- _Instructions to follow_: Every record should be repeated exactly, except that pictures are left out.

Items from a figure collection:

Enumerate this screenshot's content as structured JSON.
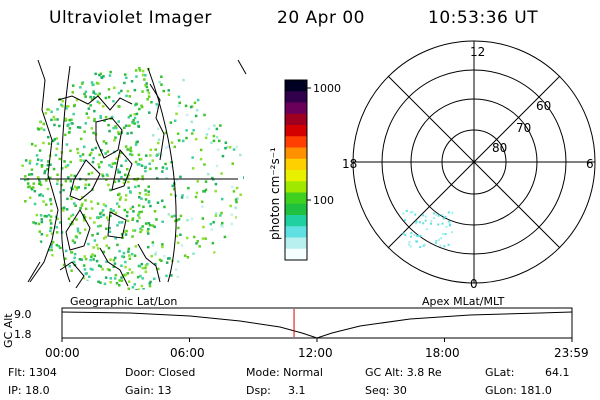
{
  "header": {
    "instrument": "Ultraviolet Imager",
    "date": "20 Apr 00",
    "time": "10:53:36 UT"
  },
  "colorbar": {
    "unit_label": "photon cm⁻²s⁻¹",
    "ticks": [
      "1000",
      "100"
    ],
    "colors": [
      "#000022",
      "#30004a",
      "#6a005a",
      "#a00020",
      "#d40000",
      "#ff4000",
      "#ff9000",
      "#ffd000",
      "#e8f000",
      "#a0e800",
      "#40d020",
      "#20c040",
      "#20d0a0",
      "#60e0e0",
      "#b8f0f0",
      "#f4ffff"
    ]
  },
  "polar": {
    "mlt_labels": {
      "top": "12",
      "left": "18",
      "right": "6",
      "bottom": "0"
    },
    "lat_labels": [
      "60",
      "70",
      "80"
    ]
  },
  "timeline": {
    "left_title": "Geographic Lat/Lon",
    "right_title": "Apex MLat/MLT",
    "axis_label": "GC Alt",
    "y_top": "9.0",
    "y_bottom": "1.8",
    "time_ticks": [
      "00:00",
      "06:00",
      "12:00",
      "18:00",
      "23:59"
    ],
    "marker_fraction": 0.455
  },
  "info": {
    "flt": "Flt: 1304",
    "ip": "IP: 18.0",
    "door": "Door: Closed",
    "gain": "Gain: 13",
    "mode": "Mode: Normal",
    "dsp": "Dsp:",
    "dsp_val": "3.1",
    "gcalt": "GC Alt: 3.8 Re",
    "seq": "Seq: 30",
    "glat": "GLat:",
    "glat_val": "64.1",
    "glon": "GLon: 181.0"
  }
}
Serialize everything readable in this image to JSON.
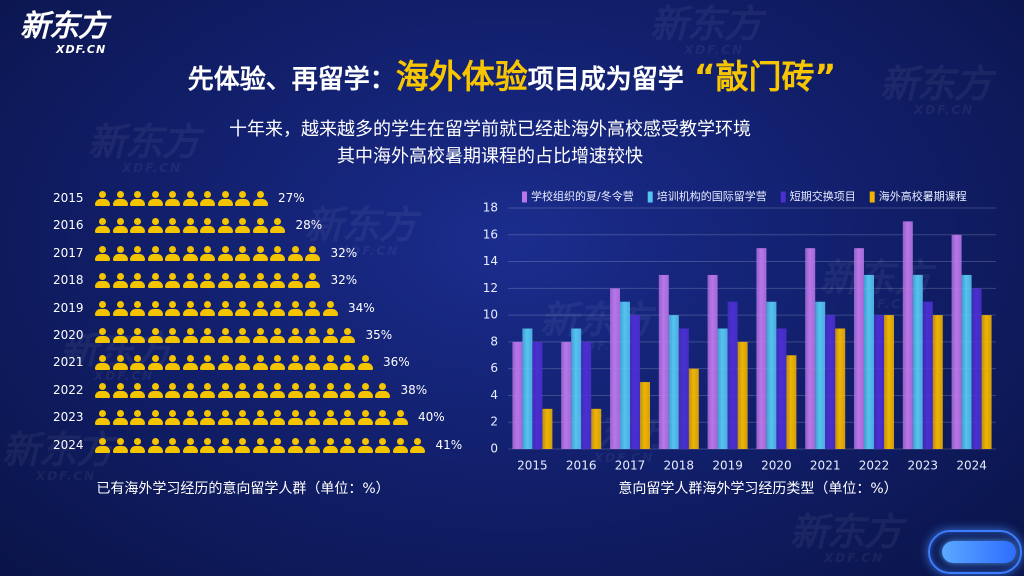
{
  "logo": {
    "name": "新东方",
    "domain": "XDF.CN"
  },
  "title": {
    "part1": "先体验、再留学：",
    "highlight1": "海外体验",
    "part2": "项目成为留学",
    "highlight2": "“敲门砖”"
  },
  "subtitle": {
    "line1": "十年来，越来越多的学生在留学前就已经赴海外高校感受教学环境",
    "line2": "其中海外高校暑期课程的占比增速较快"
  },
  "colors": {
    "background": "#0b1654",
    "accent": "#f7c600",
    "text": "#ffffff"
  },
  "chart_data": [
    {
      "type": "bar",
      "orientation": "horizontal",
      "style": "pictogram",
      "icon": "person-icon",
      "color": "#f5c400",
      "categories": [
        "2015",
        "2016",
        "2017",
        "2018",
        "2019",
        "2020",
        "2021",
        "2022",
        "2023",
        "2024"
      ],
      "values": [
        27,
        28,
        32,
        32,
        34,
        35,
        36,
        38,
        40,
        41
      ],
      "value_suffix": "%",
      "caption": "已有海外学习经历的意向留学人群（单位：%）"
    },
    {
      "type": "bar",
      "categories": [
        "2015",
        "2016",
        "2017",
        "2018",
        "2019",
        "2020",
        "2021",
        "2022",
        "2023",
        "2024"
      ],
      "series": [
        {
          "name": "学校组织的夏/冬令营",
          "color": "#b976e8",
          "values": [
            8,
            8,
            12,
            13,
            13,
            15,
            15,
            15,
            17,
            16
          ]
        },
        {
          "name": "培训机构的国际留学营",
          "color": "#55c3f0",
          "values": [
            9,
            9,
            11,
            10,
            9,
            11,
            11,
            13,
            13,
            13
          ]
        },
        {
          "name": "短期交换项目",
          "color": "#4b2fd0",
          "values": [
            8,
            8,
            10,
            9,
            11,
            9,
            10,
            10,
            11,
            12
          ]
        },
        {
          "name": "海外高校暑期课程",
          "color": "#f0b400",
          "values": [
            3,
            3,
            5,
            6,
            8,
            7,
            9,
            10,
            10,
            10
          ]
        }
      ],
      "ylim": [
        0,
        18
      ],
      "yticks": [
        0,
        2,
        4,
        6,
        8,
        10,
        12,
        14,
        16,
        18
      ],
      "grid": true,
      "legend": "top",
      "caption": "意向留学人群海外学习经历类型（单位：%）"
    }
  ]
}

- _Solved exercise_:
Enumerate this screenshot's content as structured JSON.
{
  "header": {
    "instrument": "Ultraviolet Imager",
    "date": "20 Apr 00",
    "time": "10:53:36 UT"
  },
  "colorbar": {
    "unit_label": "photon cm⁻²s⁻¹",
    "ticks": [
      "1000",
      "100"
    ],
    "colors": [
      "#000022",
      "#30004a",
      "#6a005a",
      "#a00020",
      "#d40000",
      "#ff4000",
      "#ff9000",
      "#ffd000",
      "#e8f000",
      "#a0e800",
      "#40d020",
      "#20c040",
      "#20d0a0",
      "#60e0e0",
      "#b8f0f0",
      "#f4ffff"
    ]
  },
  "polar": {
    "mlt_labels": {
      "top": "12",
      "left": "18",
      "right": "6",
      "bottom": "0"
    },
    "lat_labels": [
      "60",
      "70",
      "80"
    ]
  },
  "timeline": {
    "left_title": "Geographic Lat/Lon",
    "right_title": "Apex MLat/MLT",
    "axis_label": "GC Alt",
    "y_top": "9.0",
    "y_bottom": "1.8",
    "time_ticks": [
      "00:00",
      "06:00",
      "12:00",
      "18:00",
      "23:59"
    ],
    "marker_fraction": 0.455
  },
  "info": {
    "flt": "Flt: 1304",
    "ip": "IP: 18.0",
    "door": "Door: Closed",
    "gain": "Gain: 13",
    "mode": "Mode: Normal",
    "dsp": "Dsp:",
    "dsp_val": "3.1",
    "gcalt": "GC Alt: 3.8 Re",
    "seq": "Seq: 30",
    "glat": "GLat:",
    "glat_val": "64.1",
    "glon": "GLon: 181.0"
  }
}
Serialize everything readable in this image to JSON.
{
  "logo": {
    "name": "新东方",
    "domain": "XDF.CN"
  },
  "title": {
    "part1": "先体验、再留学：",
    "highlight1": "海外体验",
    "part2": "项目成为留学",
    "highlight2": "“敲门砖”"
  },
  "subtitle": {
    "line1": "十年来，越来越多的学生在留学前就已经赴海外高校感受教学环境",
    "line2": "其中海外高校暑期课程的占比增速较快"
  },
  "colors": {
    "background": "#0b1654",
    "accent": "#f7c600",
    "text": "#ffffff"
  },
  "chart_data": [
    {
      "type": "bar",
      "orientation": "horizontal",
      "style": "pictogram",
      "icon": "person-icon",
      "color": "#f5c400",
      "categories": [
        "2015",
        "2016",
        "2017",
        "2018",
        "2019",
        "2020",
        "2021",
        "2022",
        "2023",
        "2024"
      ],
      "values": [
        27,
        28,
        32,
        32,
        34,
        35,
        36,
        38,
        40,
        41
      ],
      "value_suffix": "%",
      "caption": "已有海外学习经历的意向留学人群（单位：%）"
    },
    {
      "type": "bar",
      "categories": [
        "2015",
        "2016",
        "2017",
        "2018",
        "2019",
        "2020",
        "2021",
        "2022",
        "2023",
        "2024"
      ],
      "series": [
        {
          "name": "学校组织的夏/冬令营",
          "color": "#b976e8",
          "values": [
            8,
            8,
            12,
            13,
            13,
            15,
            15,
            15,
            17,
            16
          ]
        },
        {
          "name": "培训机构的国际留学营",
          "color": "#55c3f0",
          "values": [
            9,
            9,
            11,
            10,
            9,
            11,
            11,
            13,
            13,
            13
          ]
        },
        {
          "name": "短期交换项目",
          "color": "#4b2fd0",
          "values": [
            8,
            8,
            10,
            9,
            11,
            9,
            10,
            10,
            11,
            12
          ]
        },
        {
          "name": "海外高校暑期课程",
          "color": "#f0b400",
          "values": [
            3,
            3,
            5,
            6,
            8,
            7,
            9,
            10,
            10,
            10
          ]
        }
      ],
      "ylim": [
        0,
        18
      ],
      "yticks": [
        0,
        2,
        4,
        6,
        8,
        10,
        12,
        14,
        16,
        18
      ],
      "grid": true,
      "legend": "top",
      "caption": "意向留学人群海外学习经历类型（单位：%）"
    }
  ]
}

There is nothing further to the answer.